> _SELECTED PASSAGE_

--------------------


    you definitely shouldn’t move in with her as things stand. but hopefully if you can regain a little communication, things may get better. it would also suck to lose the help in getting on the property ladder just because you can’t get along with your sister!

  3. NTA, you don’t have to live together with anybody that you do not want to, even if they are your sibling. Cutting her completely off sounds too extreme. Just live separately and hang out whenever you want to.

  4. NTA. Also, why are you saying that “the thought of cutting her off” feels so terrible? Not wanting to buy a home or otherwise live together does NOT equate to cutting someone off. You can still maintain a close relationship with your twin without living in the same building. In fact, you may be enabling her behavior. If you choose yourself, it might force her to recognize how much work she needs to do on herself so that she can grow and heal too.

    1. We’ve been each other’s anchor for so long (for better or for worse), and over that time our lives become tangled together. We share so many things that it’s hard to unravel sometimes (but I’m slowly…secretly… getting there). She can be petty over really trivial matters that I feel like if she found out that I want to do something significant by myself that she’ll completely cut herself out of my life.

      I have be calling her out on her bs more and more, but she shuts down, gives the silent treatment, then wants to be friends again. Then the cycle repeats.

      1. If she cuts you off that’s *her* choice. All you’re doing is choosing not to live with her. Don’t let her (or anyone) twist it around. Take your savings, rent an apartment, and live your life!

  5. NTA thank your benefactors. “I do not want to live with twin. If that means giving up the $ I understand.”

    Edit: you know they want to dump her on you so they don’t have to worry about twin.

--------------------

> _EXTRACTED DATA_
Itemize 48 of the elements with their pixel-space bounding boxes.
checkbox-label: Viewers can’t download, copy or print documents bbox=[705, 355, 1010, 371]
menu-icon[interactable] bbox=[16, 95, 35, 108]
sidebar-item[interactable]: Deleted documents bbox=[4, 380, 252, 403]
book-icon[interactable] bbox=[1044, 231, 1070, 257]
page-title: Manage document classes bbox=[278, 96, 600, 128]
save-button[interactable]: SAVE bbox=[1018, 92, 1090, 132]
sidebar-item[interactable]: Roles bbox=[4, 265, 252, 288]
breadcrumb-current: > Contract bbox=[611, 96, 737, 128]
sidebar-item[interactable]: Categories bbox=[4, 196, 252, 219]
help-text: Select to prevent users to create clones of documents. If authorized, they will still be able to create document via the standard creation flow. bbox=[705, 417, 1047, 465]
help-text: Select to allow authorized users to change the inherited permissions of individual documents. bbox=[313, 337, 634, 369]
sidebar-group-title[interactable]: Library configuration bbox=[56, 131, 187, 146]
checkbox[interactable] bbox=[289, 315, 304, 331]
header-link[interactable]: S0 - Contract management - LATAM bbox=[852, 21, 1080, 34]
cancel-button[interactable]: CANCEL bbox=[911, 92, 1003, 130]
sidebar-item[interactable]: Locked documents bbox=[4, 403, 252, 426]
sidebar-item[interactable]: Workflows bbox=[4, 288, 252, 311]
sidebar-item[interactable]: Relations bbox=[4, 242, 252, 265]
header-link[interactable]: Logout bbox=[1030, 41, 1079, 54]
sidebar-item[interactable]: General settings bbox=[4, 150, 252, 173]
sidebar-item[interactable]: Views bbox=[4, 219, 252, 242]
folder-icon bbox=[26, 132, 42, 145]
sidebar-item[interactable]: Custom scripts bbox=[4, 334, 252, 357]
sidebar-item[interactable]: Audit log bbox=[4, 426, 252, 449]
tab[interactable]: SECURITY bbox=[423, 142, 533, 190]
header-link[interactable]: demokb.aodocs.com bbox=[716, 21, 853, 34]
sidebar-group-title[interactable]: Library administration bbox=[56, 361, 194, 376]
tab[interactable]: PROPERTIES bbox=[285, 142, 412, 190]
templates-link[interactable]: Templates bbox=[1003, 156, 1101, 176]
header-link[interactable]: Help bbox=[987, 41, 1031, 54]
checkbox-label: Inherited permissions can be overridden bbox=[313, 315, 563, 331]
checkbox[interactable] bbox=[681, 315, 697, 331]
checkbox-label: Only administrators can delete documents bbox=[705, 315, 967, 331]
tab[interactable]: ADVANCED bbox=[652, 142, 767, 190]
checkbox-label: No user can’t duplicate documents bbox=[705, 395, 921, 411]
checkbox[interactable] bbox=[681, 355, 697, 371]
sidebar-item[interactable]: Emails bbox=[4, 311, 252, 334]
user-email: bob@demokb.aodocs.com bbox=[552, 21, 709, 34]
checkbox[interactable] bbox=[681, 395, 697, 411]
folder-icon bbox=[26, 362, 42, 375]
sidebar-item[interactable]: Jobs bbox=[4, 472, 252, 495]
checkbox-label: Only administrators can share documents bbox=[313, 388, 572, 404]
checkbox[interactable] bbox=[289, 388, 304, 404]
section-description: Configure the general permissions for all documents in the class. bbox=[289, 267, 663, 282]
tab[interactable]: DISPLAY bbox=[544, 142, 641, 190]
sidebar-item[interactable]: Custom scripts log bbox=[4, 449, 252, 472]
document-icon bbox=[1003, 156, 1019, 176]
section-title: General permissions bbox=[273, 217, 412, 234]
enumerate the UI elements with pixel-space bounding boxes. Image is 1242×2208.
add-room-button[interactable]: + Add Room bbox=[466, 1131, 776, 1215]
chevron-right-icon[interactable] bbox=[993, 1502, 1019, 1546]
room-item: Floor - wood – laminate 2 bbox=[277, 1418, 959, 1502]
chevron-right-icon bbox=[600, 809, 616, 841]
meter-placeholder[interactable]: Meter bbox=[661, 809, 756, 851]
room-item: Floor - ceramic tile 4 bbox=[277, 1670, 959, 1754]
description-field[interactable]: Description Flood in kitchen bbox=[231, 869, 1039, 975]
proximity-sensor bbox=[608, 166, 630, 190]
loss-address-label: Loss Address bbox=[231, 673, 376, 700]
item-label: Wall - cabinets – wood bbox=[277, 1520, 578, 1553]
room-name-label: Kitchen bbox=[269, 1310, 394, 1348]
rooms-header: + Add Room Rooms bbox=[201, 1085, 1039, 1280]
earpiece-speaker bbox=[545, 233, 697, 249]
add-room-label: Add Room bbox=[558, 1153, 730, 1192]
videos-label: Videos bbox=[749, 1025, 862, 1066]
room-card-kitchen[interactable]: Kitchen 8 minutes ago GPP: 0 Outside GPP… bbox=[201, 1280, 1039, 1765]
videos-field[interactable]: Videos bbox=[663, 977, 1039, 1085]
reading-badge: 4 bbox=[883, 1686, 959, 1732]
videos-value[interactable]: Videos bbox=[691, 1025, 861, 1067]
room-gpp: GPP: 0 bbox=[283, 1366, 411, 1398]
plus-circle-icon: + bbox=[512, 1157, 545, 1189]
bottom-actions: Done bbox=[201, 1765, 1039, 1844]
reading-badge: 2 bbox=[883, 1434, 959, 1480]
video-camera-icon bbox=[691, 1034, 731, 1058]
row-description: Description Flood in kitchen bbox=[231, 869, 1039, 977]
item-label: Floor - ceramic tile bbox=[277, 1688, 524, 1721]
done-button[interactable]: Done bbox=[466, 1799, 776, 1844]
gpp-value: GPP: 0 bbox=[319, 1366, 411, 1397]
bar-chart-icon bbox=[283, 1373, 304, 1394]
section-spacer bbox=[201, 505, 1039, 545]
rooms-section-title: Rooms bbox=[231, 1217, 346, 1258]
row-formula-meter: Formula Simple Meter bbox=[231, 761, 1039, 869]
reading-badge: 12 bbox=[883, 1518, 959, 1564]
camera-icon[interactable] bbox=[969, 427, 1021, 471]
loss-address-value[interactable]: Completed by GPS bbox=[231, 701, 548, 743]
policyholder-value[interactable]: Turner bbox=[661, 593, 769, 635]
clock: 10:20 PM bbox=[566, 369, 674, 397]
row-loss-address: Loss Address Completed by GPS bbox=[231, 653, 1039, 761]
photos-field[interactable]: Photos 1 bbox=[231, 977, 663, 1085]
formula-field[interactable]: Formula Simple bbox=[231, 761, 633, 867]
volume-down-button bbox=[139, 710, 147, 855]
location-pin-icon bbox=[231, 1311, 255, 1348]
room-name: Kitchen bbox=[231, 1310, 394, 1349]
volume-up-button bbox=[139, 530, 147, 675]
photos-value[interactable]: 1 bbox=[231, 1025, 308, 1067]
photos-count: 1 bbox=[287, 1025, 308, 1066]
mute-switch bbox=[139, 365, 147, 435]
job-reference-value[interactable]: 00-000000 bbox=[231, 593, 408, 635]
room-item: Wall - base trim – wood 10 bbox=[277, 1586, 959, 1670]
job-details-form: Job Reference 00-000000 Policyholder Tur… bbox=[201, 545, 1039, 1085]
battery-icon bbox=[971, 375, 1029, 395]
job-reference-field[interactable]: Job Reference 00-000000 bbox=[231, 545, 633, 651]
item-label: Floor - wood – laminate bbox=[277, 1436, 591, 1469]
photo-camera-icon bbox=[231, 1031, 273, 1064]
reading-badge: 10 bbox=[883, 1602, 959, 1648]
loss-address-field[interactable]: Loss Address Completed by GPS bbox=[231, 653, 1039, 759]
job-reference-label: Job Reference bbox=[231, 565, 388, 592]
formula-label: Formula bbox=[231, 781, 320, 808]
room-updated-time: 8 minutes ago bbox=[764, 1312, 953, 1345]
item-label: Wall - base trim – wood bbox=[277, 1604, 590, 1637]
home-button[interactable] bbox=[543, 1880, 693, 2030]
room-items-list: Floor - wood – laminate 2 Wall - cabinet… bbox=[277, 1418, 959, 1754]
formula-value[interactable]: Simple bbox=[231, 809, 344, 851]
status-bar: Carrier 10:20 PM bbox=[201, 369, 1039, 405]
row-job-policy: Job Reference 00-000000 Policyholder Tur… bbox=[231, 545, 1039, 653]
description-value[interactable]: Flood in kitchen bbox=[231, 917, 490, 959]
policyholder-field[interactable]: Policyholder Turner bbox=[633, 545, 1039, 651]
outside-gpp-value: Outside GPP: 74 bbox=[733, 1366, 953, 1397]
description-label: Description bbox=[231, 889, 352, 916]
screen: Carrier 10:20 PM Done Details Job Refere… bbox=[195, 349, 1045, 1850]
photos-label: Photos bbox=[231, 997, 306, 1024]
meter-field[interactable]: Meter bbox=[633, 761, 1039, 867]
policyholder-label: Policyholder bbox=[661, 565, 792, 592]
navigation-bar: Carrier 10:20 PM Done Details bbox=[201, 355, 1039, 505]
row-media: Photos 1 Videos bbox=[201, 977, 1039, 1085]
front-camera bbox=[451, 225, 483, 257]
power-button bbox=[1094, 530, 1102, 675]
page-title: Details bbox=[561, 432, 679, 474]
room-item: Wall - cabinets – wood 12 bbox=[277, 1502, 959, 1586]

--------------------

> _THE TASK_
Please copy word for word the stretch of the comments about living with a twin from "1. If she cuts" through "worry about twin.".

> _ANSWER AREA_
1. If she cuts you off that’s *her* choice. All you’re doing is choosing not to live with her. Don’t let her (or anyone) twist it around. Take your savings, rent an apartment, and live your life!

  5. NTA thank your benefactors. “I do not want to live with twin. If that means giving up the $ I understand.”

    Edit: you know they want to dump her on you so they don’t have to worry about twin.